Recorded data
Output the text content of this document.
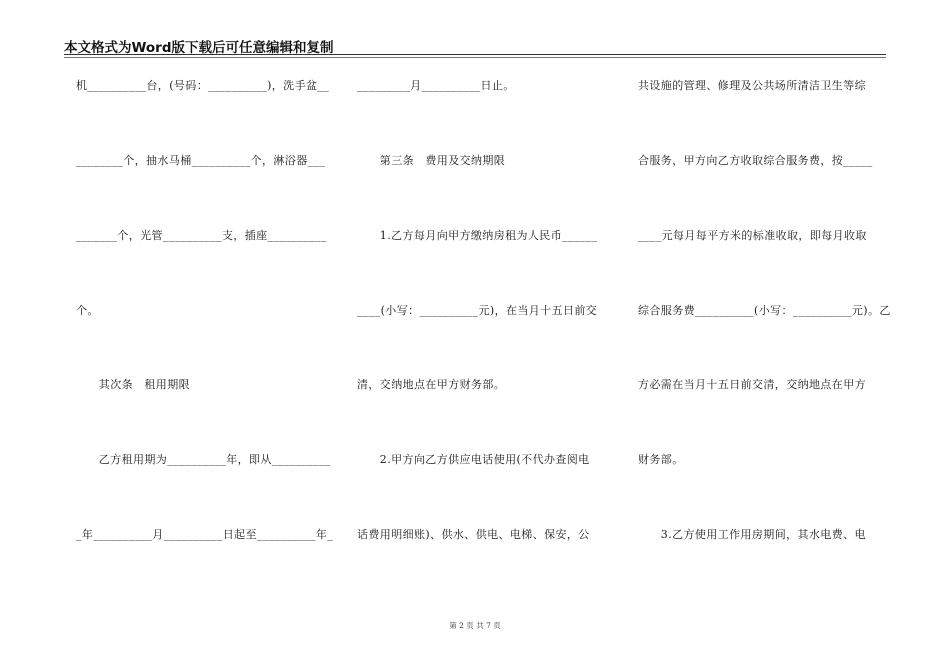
本文格式为Word版下载后可任意编辑和复制
机__________台，(号码：__________)，洗手盆__
________个，抽水马桶__________个，淋浴器___
_______个，光管__________支，插座__________
个。
　　其次条　租用期限
　　乙方租用期为__________年，即从__________
_年__________月__________日起至__________年_
_________月__________日止。
　　第三条　费用及交纳期限
　　1.乙方每月向甲方缴纳房租为人民币______
____(小写：__________元)，在当月十五日前交
清，交纳地点在甲方财务部。
　　2.甲方向乙方供应电话使用(不代办查阅电
话费用明细账)、供水、供电、电梯、保安，公
共设施的管理、修理及公共场所清洁卫生等综
合服务，甲方向乙方收取综合服务费，按_____
____元每月每平方米的标准收取，即每月收取
综合服务费__________(小写：__________元)。乙
方必需在当月十五日前交清，交纳地点在甲方
财务部。
　　3.乙方使用工作用房期间，其水电费、电
第 2 页 共 7 页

The task:
Without the pictures, write out every entry precisely as it appears.

Expected answer:
Output the text content of this document.
本文格式为Word版下载后可任意编辑和复制
机__________台，(号码：__________)，洗手盆__
________个，抽水马桶__________个，淋浴器___
_______个，光管__________支，插座__________
个。
　　其次条　租用期限
　　乙方租用期为__________年，即从__________
_年__________月__________日起至__________年_
_________月__________日止。
　　第三条　费用及交纳期限
　　1.乙方每月向甲方缴纳房租为人民币______
____(小写：__________元)，在当月十五日前交
清，交纳地点在甲方财务部。
　　2.甲方向乙方供应电话使用(不代办查阅电
话费用明细账)、供水、供电、电梯、保安，公
共设施的管理、修理及公共场所清洁卫生等综
合服务，甲方向乙方收取综合服务费，按_____
____元每月每平方米的标准收取，即每月收取
综合服务费__________(小写：__________元)。乙
方必需在当月十五日前交清，交纳地点在甲方
财务部。
　　3.乙方使用工作用房期间，其水电费、电
第 2 页 共 7 页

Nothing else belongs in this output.